Listed records -
......

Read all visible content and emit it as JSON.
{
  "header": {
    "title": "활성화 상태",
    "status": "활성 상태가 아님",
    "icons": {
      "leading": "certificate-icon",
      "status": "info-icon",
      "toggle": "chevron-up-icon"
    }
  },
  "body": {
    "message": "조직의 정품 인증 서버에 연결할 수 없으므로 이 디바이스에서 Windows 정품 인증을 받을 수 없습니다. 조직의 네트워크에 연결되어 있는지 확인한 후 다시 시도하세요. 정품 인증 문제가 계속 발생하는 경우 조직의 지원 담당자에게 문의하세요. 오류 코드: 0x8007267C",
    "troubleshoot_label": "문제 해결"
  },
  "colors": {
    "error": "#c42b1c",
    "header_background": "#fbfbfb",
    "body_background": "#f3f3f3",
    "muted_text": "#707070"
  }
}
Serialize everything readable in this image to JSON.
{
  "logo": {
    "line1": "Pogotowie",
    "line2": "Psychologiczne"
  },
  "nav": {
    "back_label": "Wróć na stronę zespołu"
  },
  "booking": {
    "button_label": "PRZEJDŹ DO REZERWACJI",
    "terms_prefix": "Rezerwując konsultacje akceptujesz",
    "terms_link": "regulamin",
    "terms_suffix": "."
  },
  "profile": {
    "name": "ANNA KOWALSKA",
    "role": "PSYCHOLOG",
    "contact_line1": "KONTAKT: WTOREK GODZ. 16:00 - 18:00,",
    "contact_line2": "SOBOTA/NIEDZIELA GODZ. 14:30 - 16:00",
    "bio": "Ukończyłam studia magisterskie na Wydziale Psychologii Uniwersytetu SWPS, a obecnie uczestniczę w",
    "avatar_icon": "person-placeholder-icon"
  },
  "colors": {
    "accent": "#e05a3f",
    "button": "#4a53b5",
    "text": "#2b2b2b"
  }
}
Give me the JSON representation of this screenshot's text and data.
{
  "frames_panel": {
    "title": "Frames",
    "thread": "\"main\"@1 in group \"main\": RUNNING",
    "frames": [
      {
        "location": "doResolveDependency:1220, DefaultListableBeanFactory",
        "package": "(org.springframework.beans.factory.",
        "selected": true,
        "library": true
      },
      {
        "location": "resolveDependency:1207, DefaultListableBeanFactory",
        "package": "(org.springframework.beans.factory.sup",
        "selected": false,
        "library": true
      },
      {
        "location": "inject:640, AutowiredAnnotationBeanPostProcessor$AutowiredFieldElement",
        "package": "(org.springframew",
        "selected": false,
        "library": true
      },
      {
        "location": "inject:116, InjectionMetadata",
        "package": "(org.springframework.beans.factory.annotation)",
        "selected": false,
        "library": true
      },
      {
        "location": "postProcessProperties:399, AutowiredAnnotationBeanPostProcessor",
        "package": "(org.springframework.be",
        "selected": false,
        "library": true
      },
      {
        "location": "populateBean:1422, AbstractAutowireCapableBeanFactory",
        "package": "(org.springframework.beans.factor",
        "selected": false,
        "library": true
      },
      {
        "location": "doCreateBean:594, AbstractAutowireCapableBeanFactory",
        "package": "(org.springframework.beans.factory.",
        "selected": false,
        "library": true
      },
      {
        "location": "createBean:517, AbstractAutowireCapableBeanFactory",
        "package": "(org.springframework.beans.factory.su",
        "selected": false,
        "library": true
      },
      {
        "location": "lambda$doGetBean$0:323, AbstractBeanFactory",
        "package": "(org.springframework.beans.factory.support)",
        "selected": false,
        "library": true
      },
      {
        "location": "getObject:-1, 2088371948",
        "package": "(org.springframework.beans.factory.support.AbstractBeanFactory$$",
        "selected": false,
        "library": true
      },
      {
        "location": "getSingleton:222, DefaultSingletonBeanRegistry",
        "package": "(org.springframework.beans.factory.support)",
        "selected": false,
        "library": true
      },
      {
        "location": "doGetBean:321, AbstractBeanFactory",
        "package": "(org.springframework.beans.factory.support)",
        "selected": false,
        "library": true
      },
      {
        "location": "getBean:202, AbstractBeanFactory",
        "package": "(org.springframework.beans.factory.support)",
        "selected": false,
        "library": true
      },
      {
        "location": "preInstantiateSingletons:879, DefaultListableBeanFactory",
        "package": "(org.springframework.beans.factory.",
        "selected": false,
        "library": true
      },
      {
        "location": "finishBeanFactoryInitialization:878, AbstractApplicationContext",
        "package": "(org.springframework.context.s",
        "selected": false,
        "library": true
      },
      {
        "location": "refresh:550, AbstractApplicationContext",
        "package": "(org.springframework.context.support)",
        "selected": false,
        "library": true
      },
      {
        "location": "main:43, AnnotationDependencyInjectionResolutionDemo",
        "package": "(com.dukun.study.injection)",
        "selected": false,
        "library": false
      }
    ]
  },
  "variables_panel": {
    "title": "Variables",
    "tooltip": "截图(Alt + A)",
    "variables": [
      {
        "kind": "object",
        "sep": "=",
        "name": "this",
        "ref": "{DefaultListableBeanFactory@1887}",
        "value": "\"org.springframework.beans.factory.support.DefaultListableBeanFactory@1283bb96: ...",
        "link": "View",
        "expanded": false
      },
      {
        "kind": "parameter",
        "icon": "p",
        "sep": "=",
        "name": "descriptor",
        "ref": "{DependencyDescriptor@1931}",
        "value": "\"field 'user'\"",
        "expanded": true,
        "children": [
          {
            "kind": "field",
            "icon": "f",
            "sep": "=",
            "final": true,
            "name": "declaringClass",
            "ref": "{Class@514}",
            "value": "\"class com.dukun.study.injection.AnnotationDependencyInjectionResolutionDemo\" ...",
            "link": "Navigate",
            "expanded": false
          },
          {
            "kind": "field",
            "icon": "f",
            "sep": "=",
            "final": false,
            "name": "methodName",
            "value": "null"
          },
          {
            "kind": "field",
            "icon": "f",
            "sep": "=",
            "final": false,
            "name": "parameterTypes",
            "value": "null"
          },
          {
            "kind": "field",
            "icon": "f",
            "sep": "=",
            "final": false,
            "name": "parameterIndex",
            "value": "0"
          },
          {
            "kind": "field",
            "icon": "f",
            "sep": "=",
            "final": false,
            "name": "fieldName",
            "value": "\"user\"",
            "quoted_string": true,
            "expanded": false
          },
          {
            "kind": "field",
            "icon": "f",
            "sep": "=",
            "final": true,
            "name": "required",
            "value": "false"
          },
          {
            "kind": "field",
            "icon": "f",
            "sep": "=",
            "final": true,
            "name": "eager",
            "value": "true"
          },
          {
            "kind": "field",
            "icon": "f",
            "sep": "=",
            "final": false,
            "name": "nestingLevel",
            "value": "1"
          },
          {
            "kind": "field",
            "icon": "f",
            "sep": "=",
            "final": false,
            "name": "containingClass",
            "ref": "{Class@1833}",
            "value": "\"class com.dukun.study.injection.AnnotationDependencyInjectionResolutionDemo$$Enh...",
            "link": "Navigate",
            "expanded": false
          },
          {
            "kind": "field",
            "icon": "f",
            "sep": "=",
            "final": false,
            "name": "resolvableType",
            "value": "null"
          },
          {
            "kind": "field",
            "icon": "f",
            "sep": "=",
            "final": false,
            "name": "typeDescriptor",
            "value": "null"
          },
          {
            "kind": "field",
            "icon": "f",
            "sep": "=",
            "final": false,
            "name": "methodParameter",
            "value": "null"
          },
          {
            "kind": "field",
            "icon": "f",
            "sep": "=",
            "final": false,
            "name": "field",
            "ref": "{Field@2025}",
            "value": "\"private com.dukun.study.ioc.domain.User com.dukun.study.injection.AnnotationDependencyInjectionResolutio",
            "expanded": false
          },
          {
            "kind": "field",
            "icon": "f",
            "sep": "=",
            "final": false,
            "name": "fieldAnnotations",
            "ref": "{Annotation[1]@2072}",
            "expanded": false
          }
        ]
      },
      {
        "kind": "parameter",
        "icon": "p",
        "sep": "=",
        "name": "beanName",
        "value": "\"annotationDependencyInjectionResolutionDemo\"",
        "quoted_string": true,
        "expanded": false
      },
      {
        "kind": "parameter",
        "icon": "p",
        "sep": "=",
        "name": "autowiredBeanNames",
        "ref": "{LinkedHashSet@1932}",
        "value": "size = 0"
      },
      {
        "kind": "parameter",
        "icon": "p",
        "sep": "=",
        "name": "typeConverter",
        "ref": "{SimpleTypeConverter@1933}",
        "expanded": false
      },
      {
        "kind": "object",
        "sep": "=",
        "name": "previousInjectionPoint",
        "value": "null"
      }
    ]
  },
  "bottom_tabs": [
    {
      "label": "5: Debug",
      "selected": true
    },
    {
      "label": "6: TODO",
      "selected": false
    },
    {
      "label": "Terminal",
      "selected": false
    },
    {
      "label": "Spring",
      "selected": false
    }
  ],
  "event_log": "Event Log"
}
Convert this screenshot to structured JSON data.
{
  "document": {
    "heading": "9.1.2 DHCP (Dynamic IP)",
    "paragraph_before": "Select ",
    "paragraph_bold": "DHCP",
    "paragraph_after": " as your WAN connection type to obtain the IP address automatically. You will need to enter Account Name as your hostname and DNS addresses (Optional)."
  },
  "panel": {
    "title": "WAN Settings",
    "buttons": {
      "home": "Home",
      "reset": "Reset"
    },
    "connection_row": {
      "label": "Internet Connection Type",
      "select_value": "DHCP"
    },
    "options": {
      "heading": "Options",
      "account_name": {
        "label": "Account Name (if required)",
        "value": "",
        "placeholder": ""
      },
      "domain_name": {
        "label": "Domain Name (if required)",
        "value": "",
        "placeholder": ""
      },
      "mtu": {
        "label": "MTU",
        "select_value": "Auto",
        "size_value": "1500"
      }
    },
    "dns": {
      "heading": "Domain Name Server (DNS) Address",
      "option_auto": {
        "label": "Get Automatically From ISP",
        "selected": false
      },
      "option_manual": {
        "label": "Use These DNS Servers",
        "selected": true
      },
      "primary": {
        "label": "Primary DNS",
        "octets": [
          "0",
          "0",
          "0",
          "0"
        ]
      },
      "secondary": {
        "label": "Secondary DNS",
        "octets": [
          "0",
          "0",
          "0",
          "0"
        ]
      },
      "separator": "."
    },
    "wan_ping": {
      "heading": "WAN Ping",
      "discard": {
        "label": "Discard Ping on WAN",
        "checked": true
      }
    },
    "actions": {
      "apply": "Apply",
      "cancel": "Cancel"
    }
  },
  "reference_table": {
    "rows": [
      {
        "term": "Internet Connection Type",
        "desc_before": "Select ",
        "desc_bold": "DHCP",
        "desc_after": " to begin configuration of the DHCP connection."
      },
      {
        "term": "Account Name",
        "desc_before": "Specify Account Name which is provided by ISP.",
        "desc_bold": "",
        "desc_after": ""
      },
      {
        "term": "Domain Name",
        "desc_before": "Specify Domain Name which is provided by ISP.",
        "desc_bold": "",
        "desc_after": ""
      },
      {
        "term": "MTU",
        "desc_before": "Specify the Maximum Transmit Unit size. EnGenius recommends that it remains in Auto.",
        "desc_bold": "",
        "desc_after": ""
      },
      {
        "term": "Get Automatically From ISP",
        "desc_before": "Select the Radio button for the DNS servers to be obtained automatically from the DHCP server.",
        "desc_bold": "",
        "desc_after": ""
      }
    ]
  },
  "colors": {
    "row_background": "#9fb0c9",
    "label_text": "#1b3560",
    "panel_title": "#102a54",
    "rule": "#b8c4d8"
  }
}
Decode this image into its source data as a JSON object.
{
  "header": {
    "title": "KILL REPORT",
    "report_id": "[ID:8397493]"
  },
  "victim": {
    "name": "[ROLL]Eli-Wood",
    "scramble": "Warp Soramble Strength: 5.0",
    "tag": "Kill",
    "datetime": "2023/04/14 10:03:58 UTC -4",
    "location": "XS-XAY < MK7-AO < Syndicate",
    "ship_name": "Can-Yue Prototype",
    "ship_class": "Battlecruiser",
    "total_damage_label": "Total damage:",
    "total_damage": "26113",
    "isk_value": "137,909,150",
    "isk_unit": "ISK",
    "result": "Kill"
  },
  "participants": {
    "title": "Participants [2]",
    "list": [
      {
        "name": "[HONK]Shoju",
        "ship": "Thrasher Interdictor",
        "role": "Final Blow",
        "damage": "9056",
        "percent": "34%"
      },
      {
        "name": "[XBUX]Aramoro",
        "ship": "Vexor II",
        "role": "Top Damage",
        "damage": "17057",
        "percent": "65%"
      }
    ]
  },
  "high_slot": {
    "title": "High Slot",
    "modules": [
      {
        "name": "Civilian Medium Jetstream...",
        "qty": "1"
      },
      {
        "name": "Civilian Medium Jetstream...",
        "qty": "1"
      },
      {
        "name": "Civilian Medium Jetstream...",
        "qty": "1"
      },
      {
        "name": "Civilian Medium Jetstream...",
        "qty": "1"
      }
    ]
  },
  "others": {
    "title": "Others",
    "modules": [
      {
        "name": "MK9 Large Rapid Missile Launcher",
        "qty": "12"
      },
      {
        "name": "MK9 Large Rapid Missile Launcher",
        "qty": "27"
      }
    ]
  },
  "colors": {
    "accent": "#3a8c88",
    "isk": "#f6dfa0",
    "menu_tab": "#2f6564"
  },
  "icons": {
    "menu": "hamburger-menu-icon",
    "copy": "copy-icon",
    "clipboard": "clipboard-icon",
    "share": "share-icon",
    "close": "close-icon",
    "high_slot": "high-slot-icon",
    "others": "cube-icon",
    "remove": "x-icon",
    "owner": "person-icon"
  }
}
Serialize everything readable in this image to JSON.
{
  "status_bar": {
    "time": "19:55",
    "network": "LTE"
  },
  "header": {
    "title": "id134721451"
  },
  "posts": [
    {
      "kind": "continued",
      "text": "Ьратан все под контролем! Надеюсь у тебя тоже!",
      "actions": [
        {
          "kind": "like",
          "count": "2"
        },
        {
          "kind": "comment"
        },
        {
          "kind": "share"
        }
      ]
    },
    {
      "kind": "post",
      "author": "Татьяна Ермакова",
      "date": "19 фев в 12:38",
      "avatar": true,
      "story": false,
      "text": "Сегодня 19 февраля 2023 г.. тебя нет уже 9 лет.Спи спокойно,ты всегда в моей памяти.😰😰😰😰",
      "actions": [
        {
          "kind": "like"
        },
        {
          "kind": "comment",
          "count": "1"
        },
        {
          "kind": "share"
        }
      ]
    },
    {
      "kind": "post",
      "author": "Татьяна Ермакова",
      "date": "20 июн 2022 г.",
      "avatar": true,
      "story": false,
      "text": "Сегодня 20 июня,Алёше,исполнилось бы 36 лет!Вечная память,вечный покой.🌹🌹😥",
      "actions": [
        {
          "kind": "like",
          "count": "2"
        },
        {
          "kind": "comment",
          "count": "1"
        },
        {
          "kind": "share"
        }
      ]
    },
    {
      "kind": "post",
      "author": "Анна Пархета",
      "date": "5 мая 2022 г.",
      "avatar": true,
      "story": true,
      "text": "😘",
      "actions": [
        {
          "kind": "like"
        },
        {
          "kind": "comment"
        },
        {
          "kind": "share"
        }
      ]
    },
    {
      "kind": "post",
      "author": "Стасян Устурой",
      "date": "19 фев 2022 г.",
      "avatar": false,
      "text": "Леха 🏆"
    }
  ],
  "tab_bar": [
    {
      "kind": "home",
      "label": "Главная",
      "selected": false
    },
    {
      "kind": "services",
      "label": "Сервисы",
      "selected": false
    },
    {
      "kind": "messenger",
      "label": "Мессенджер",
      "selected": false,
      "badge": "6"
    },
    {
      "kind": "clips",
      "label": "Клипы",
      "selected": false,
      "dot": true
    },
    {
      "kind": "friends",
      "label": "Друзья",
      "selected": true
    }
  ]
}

......

Problem details - Check each line of these records for the string "required" and state only how many lines have it.

Output of the exercise - 3